%%

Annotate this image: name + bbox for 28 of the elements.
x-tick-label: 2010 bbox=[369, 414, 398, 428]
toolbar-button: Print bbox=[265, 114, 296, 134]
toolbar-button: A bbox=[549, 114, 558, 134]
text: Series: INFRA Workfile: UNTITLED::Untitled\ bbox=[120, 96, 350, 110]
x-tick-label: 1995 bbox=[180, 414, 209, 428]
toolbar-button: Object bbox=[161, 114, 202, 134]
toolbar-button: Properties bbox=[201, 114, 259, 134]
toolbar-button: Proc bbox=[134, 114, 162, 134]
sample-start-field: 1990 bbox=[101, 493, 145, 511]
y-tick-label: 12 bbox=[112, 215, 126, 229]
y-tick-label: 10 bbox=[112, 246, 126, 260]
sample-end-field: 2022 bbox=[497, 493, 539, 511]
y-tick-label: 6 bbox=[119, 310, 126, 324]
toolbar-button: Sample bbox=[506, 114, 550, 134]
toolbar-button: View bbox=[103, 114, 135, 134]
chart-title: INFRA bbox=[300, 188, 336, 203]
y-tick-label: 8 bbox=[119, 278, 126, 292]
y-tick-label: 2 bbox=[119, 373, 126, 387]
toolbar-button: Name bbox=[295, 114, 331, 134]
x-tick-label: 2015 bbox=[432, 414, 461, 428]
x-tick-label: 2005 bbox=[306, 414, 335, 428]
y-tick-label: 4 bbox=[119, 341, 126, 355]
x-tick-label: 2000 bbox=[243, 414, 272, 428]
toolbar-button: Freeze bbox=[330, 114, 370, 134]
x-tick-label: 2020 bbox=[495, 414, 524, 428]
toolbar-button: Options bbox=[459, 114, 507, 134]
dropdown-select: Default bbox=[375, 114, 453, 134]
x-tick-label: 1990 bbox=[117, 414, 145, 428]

%%

SHORT EXERCISE: Lay out every line of the material above as a Markdown table with two columns, No. and Entry. Put the row number in No. and the line itself in Entry, and leave out blank lines.

EXERCISE OUTPUT:
| No. | Entry |
|---|---|
| 1 | Annotate this image: name + bbox for 28 of the elements. |
| 2 | x-tick-label: 2010 bbox=[369, 414, 398, 428] |
| 3 | toolbar-button: Print bbox=[265, 114, 296, 134] |
| 4 | toolbar-button: A bbox=[549, 114, 558, 134] |
| 5 | text: Series: INFRA Workfile: UNTITLED::Untitled\ bbox=[120, 96, 350, 110] |
| 6 | x-tick-label: 1995 bbox=[180, 414, 209, 428] |
| 7 | toolbar-button: Object bbox=[161, 114, 202, 134] |
| 8 | toolbar-button: Properties bbox=[201, 114, 259, 134] |
| 9 | toolbar-button: Proc bbox=[134, 114, 162, 134] |
| 10 | sample-start-field: 1990 bbox=[101, 493, 145, 511] |
| 11 | y-tick-label: 12 bbox=[112, 215, 126, 229] |
| 12 | y-tick-label: 10 bbox=[112, 246, 126, 260] |
| 13 | sample-end-field: 2022 bbox=[497, 493, 539, 511] |
| 14 | y-tick-label: 6 bbox=[119, 310, 126, 324] |
| 15 | toolbar-button: Sample bbox=[506, 114, 550, 134] |
| 16 | toolbar-button: View bbox=[103, 114, 135, 134] |
| 17 | chart-title: INFRA bbox=[300, 188, 336, 203] |
| 18 | y-tick-label: 8 bbox=[119, 278, 126, 292] |
| 19 | y-tick-label: 2 bbox=[119, 373, 126, 387] |
| 20 | toolbar-button: Name bbox=[295, 114, 331, 134] |
| 21 | x-tick-label: 2015 bbox=[432, 414, 461, 428] |
| 22 | x-tick-label: 2005 bbox=[306, 414, 335, 428] |
| 23 | y-tick-label: 4 bbox=[119, 341, 126, 355] |
| 24 | x-tick-label: 2000 bbox=[243, 414, 272, 428] |
| 25 | toolbar-button: Freeze bbox=[330, 114, 370, 134] |
| 26 | x-tick-label: 2020 bbox=[495, 414, 524, 428] |
| 27 | toolbar-button: Options bbox=[459, 114, 507, 134] |
| 28 | dropdown-select: Default bbox=[375, 114, 453, 134] |
| 29 | x-tick-label: 1990 bbox=[117, 414, 145, 428] |